(Box annotation data)
· · ·

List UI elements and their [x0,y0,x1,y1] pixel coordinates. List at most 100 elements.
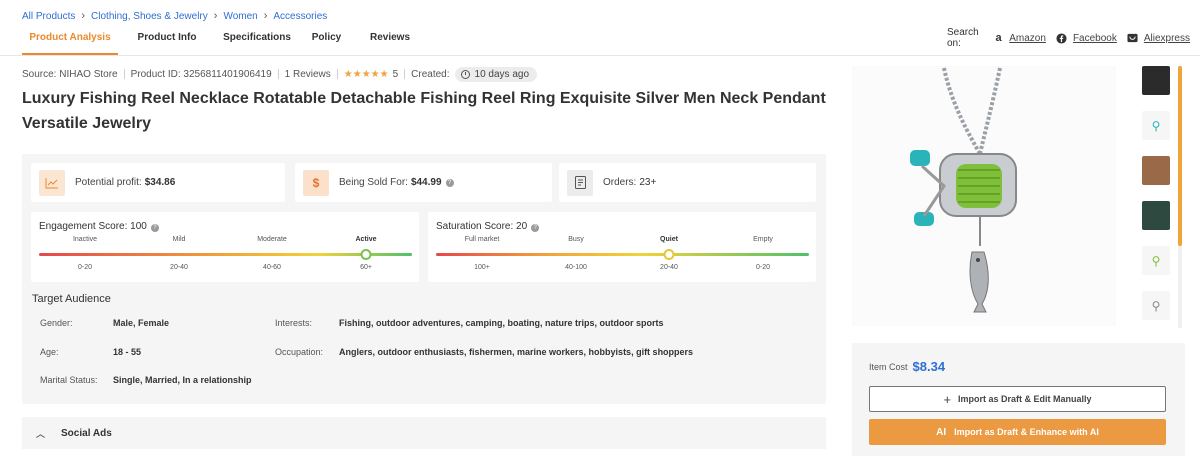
potential-profit-card: Potential profit: $34.86 [31,163,285,202]
divider [123,69,125,79]
chart-line-icon [39,169,65,196]
import-draft-button[interactable]: + Import as Draft & Edit Manually [869,386,1166,412]
necklace-image [910,67,1017,313]
tab-product-analysis[interactable]: Product Analysis [22,25,118,55]
marital-status-value: Single, Married, In a relationship [113,375,252,385]
thumbnail-scrollbar[interactable] [1178,66,1182,328]
thumbnail-3[interactable] [1142,156,1170,185]
occupation-value: Anglers, outdoor enthusiasts, fishermen,… [339,347,694,357]
import-draft-label: Import as Draft & Edit Manually [958,394,1092,404]
interests-value: Fishing, outdoor adventures, camping, bo… [339,318,664,328]
sold-for-card: $ Being Sold For: $44.99 ? [295,163,552,202]
marital-status-label: Marital Status: [40,375,98,385]
saturation-score-bar [436,253,809,256]
gender-value: Male, Female [113,318,170,328]
thumbnail-2[interactable]: ⚲ [1142,111,1170,140]
interests-label: Interests: [275,318,313,328]
search-facebook-link[interactable]: Facebook [1073,33,1117,44]
engagement-level-inactive: Inactive [72,236,98,243]
saturation-score-text: Saturation Score: 20 [436,221,528,232]
profit-label: Potential profit: [75,177,142,188]
profit-value: $34.86 [144,177,176,188]
sold-label: Being Sold For: [339,177,408,188]
product-meta: Source: NIHAO Store Product ID: 32568114… [22,66,538,82]
pendant-icon: ⚲ [1151,298,1161,313]
tab-bar: Product Analysis Product Info Specificat… [22,25,425,55]
rating-stars-icon: ★★★★★ [343,68,389,80]
saturation-level-busy: Busy [568,236,584,243]
social-ads-section[interactable]: ︿ Social Ads [22,417,826,449]
import-ai-label: Import as Draft & Enhance with AI [954,427,1099,437]
pendant-icon: ⚲ [1151,253,1161,268]
search-on-label: Search on: [947,27,979,49]
source-store: Source: NIHAO Store [22,68,118,80]
search-amazon-link[interactable]: Amazon [1009,33,1046,44]
created-value: 10 days ago [474,68,530,80]
breadcrumb-women[interactable]: Women [223,11,257,22]
thumbnail-strip: ⚲ ⚲ ⚲ [1142,66,1174,336]
thumbnail-4[interactable] [1142,201,1170,230]
occupation-label: Occupation: [275,347,324,357]
analysis-panel: Potential profit: $34.86 $ Being Sold Fo… [22,154,826,404]
aliexpress-icon [1127,32,1138,44]
engagement-level-moderate: Moderate [257,236,287,243]
plus-icon: + [943,391,952,407]
dollar-icon: $ [303,169,329,196]
item-cost-value: $8.34 [912,359,946,374]
tab-specifications[interactable]: Specifications [216,25,298,55]
chevron-right-icon: › [213,10,218,22]
breadcrumb-all-products[interactable]: All Products [22,11,75,22]
created-badge: 10 days ago [454,66,538,82]
age-label: Age: [40,347,59,357]
help-icon[interactable]: ? [445,178,454,187]
created-label: Created: [411,68,450,80]
saturation-range-full-market: 100+ [474,264,490,271]
divider [277,69,279,79]
product-title: Luxury Fishing Reel Necklace Rotatable D… [22,90,826,132]
header-divider [0,55,1200,56]
engagement-range-inactive: 0-20 [77,264,93,271]
search-aliexpress-link[interactable]: Aliexpress [1144,33,1190,44]
reviews-count[interactable]: 1 Reviews [285,69,331,80]
breadcrumb-category[interactable]: Clothing, Shoes & Jewelry [91,11,208,22]
divider [404,69,406,79]
pendant-icon: ⚲ [1151,118,1161,133]
saturation-score-marker [663,249,675,260]
product-id: Product ID: 3256811401906419 [130,68,272,80]
breadcrumb-accessories[interactable]: Accessories [273,11,327,22]
chevron-up-icon[interactable]: ︿ [36,427,45,440]
saturation-score-title: Saturation Score: 20? [436,221,540,232]
sold-value: $44.99 [410,177,442,188]
thumbnail-5[interactable]: ⚲ [1142,246,1170,275]
chevron-right-icon: › [263,10,268,22]
saturation-range-quiet: 20-40 [660,264,678,271]
engagement-level-active: Active [355,236,377,243]
tab-policy[interactable]: Policy [298,25,355,55]
clock-icon [460,69,470,79]
scrollbar-thumb[interactable] [1178,66,1182,246]
receipt-icon [567,169,593,196]
ai-icon: AI [936,426,947,438]
thumbnail-6[interactable]: ⚲ [1142,291,1170,320]
engagement-range-moderate: 40-60 [263,264,281,271]
social-ads-title: Social Ads [61,427,112,439]
import-ai-button[interactable]: AI Import as Draft & Enhance with AI [869,419,1166,445]
gender-label: Gender: [40,318,73,328]
tab-product-info[interactable]: Product Info [118,25,216,55]
divider [336,69,338,79]
help-icon[interactable]: ? [150,224,159,232]
engagement-range-active: 60+ [360,264,372,271]
product-main-image[interactable] [852,66,1116,326]
tab-reviews[interactable]: Reviews [355,25,425,55]
help-icon[interactable]: ? [531,224,540,232]
search-on-bar: Search on: a Amazon Facebook Aliexpress [947,27,1200,49]
engagement-level-mild: Mild [172,236,186,243]
facebook-icon [1056,32,1067,44]
thumbnail-1[interactable] [1142,66,1170,95]
orders-value: 23+ [639,177,657,188]
breadcrumb: All Products › Clothing, Shoes & Jewelry… [22,9,327,23]
saturation-range-busy: 40-100 [565,264,587,271]
saturation-level-empty: Empty [753,236,773,243]
item-cost-label: Item Cost [869,361,908,372]
engagement-score-title: Engagement Score: 100? [39,221,159,232]
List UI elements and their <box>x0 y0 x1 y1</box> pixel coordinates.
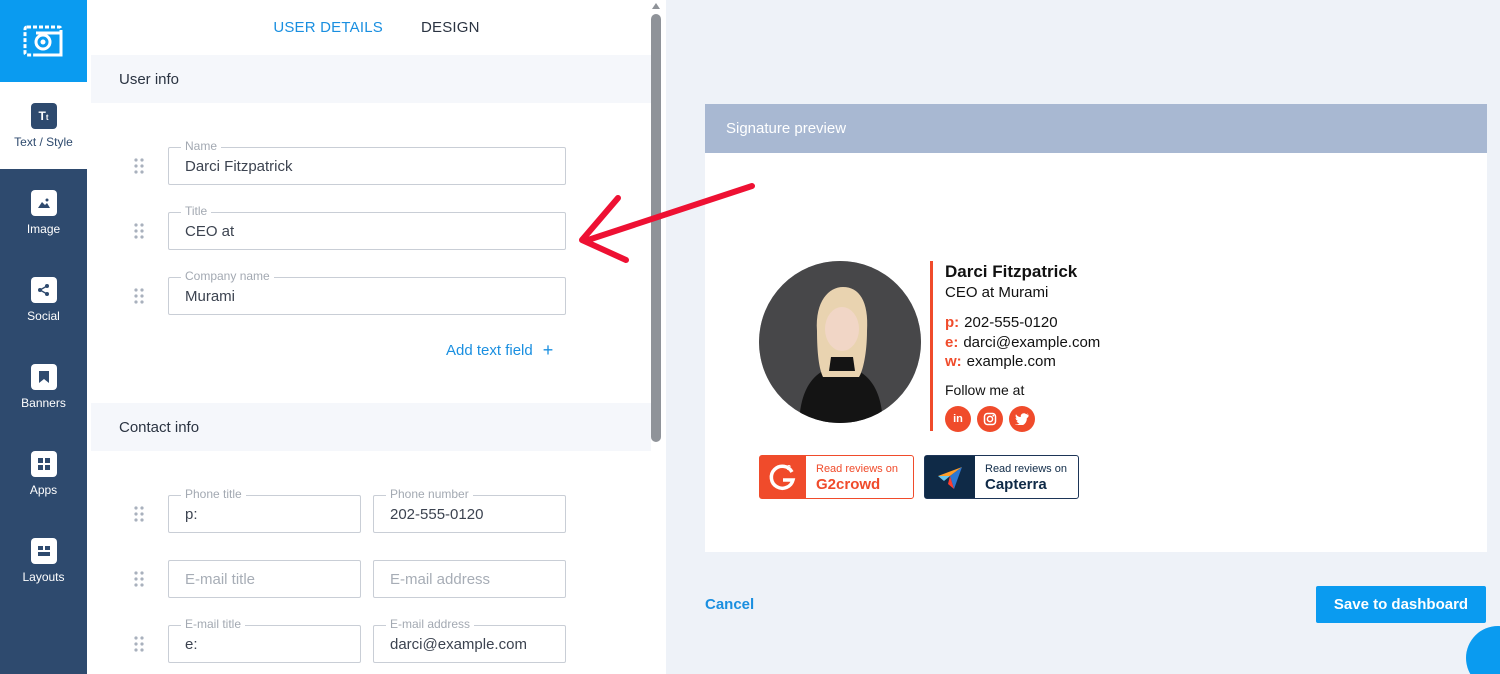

· · ·

» **PROBLEM STATEMENT**:
Copy every line of the items above word for word, leaving the pictures out of your answer.

» **WRITTEN RESPONSE**:
List UI elements and their [x0,y0,x1,y1] pixel coordinates. List at most 100 elements.
potential-profit-card: Potential profit: $34.86 [31,163,285,202]
divider [123,69,125,79]
chart-line-icon [39,169,65,196]
import-draft-button[interactable]: + Import as Draft & Edit Manually [869,386,1166,412]
necklace-image [910,67,1017,313]
tab-product-analysis[interactable]: Product Analysis [22,25,118,55]
marital-status-value: Single, Married, In a relationship [113,375,252,385]
thumbnail-scrollbar[interactable] [1178,66,1182,328]
thumbnail-3[interactable] [1142,156,1170,185]
occupation-value: Anglers, outdoor enthusiasts, fishermen,… [339,347,694,357]
import-draft-label: Import as Draft & Edit Manually [958,394,1092,404]
interests-value: Fishing, outdoor adventures, camping, bo… [339,318,664,328]
sold-for-card: $ Being Sold For: $44.99 ? [295,163,552,202]
marital-status-label: Marital Status: [40,375,98,385]
saturation-score-bar [436,253,809,256]
gender-value: Male, Female [113,318,170,328]
thumbnail-2[interactable]: ⚲ [1142,111,1170,140]
interests-label: Interests: [275,318,313,328]
search-facebook-link[interactable]: Facebook [1073,33,1117,44]
engagement-level-inactive: Inactive [72,236,98,243]
saturation-score-text: Saturation Score: 20 [436,221,528,232]
profit-label: Potential profit: [75,177,142,188]
profit-value: $34.86 [144,177,176,188]
sold-label: Being Sold For: [339,177,408,188]
product-meta: Source: NIHAO Store Product ID: 32568114… [22,66,538,82]
pendant-icon: ⚲ [1151,298,1161,313]
tab-bar: Product Analysis Product Info Specificat… [22,25,425,55]
rating-stars-icon: ★★★★★ [343,68,389,80]
saturation-level-busy: Busy [568,236,584,243]
social-ads-section[interactable]: ︿ Social Ads [22,417,826,449]
import-ai-label: Import as Draft & Enhance with AI [954,427,1099,437]
pendant-icon: ⚲ [1151,253,1161,268]
search-on-label: Search on: [947,27,979,49]
source-store: Source: NIHAO Store [22,68,118,80]
search-amazon-link[interactable]: Amazon [1009,33,1046,44]
created-value: 10 days ago [474,68,530,80]
breadcrumb-women[interactable]: Women [223,11,257,22]
thumbnail-strip: ⚲ ⚲ ⚲ [1142,66,1174,336]
thumbnail-4[interactable] [1142,201,1170,230]
occupation-label: Occupation: [275,347,324,357]
analysis-panel: Potential profit: $34.86 $ Being Sold Fo… [22,154,826,404]
aliexpress-icon [1127,32,1138,44]
engagement-level-moderate: Moderate [257,236,287,243]
plus-icon: + [943,391,952,407]
dollar-icon: $ [303,169,329,196]
item-cost-value: $8.34 [912,359,946,374]
tab-specifications[interactable]: Specifications [216,25,298,55]
chevron-right-icon: › [213,10,218,22]
breadcrumb-all-products[interactable]: All Products [22,11,75,22]
created-badge: 10 days ago [454,66,538,82]
age-label: Age: [40,347,59,357]
help-icon[interactable]: ? [445,178,454,187]
created-label: Created: [411,68,450,80]
saturation-range-full-market: 100+ [474,264,490,271]
divider [277,69,279,79]
product-title: Luxury Fishing Reel Necklace Rotatable D… [22,90,826,132]
header-divider [0,55,1200,56]
engagement-range-inactive: 0-20 [77,264,93,271]
search-aliexpress-link[interactable]: Aliexpress [1144,33,1190,44]
reviews-count[interactable]: 1 Reviews [285,69,331,80]
breadcrumb-category[interactable]: Clothing, Shoes & Jewelry [91,11,208,22]
divider [404,69,406,79]
pendant-icon: ⚲ [1151,118,1161,133]
saturation-score-marker [663,249,675,260]
product-id: Product ID: 3256811401906419 [130,68,272,80]
breadcrumb-accessories[interactable]: Accessories [273,11,327,22]
chevron-up-icon[interactable]: ︿ [36,427,45,440]
saturation-score-title: Saturation Score: 20? [436,221,540,232]
sold-value: $44.99 [410,177,442,188]
thumbnail-5[interactable]: ⚲ [1142,246,1170,275]
chevron-right-icon: › [263,10,268,22]
saturation-range-quiet: 20-40 [660,264,678,271]
engagement-level-active: Active [355,236,377,243]
tab-policy[interactable]: Policy [298,25,355,55]
clock-icon [460,69,470,79]
scrollbar-thumb[interactable] [1178,66,1182,246]
receipt-icon [567,169,593,196]
ai-icon: AI [936,426,947,438]
thumbnail-6[interactable]: ⚲ [1142,291,1170,320]
engagement-range-moderate: 40-60 [263,264,281,271]
social-ads-title: Social Ads [61,427,112,439]
import-ai-button[interactable]: AI Import as Draft & Enhance with AI [869,419,1166,445]
gender-label: Gender: [40,318,73,328]
tab-product-info[interactable]: Product Info [118,25,216,55]
divider [336,69,338,79]
help-icon[interactable]: ? [150,224,159,232]
engagement-range-active: 60+ [360,264,372,271]
product-main-image[interactable] [852,66,1116,326]
tab-reviews[interactable]: Reviews [355,25,425,55]
help-icon[interactable]: ? [531,224,540,232]
search-on-bar: Search on: a Amazon Facebook Aliexpress [947,27,1200,49]
engagement-level-mild: Mild [172,236,186,243]
facebook-icon [1056,32,1067,44]
thumbnail-1[interactable] [1142,66,1170,95]
orders-value: 23+ [639,177,657,188]
breadcrumb: All Products › Clothing, Shoes & Jewelry… [22,9,327,23]
saturation-range-busy: 40-100 [565,264,587,271]
saturation-level-empty: Empty [753,236,773,243]
item-cost-label: Item Cost [869,361,908,372]
engagement-score-title: Engagement Score: 100? [39,221,159,232]
List UI elements and their <box>x0 y0 x1 y1</box> pixel coordinates.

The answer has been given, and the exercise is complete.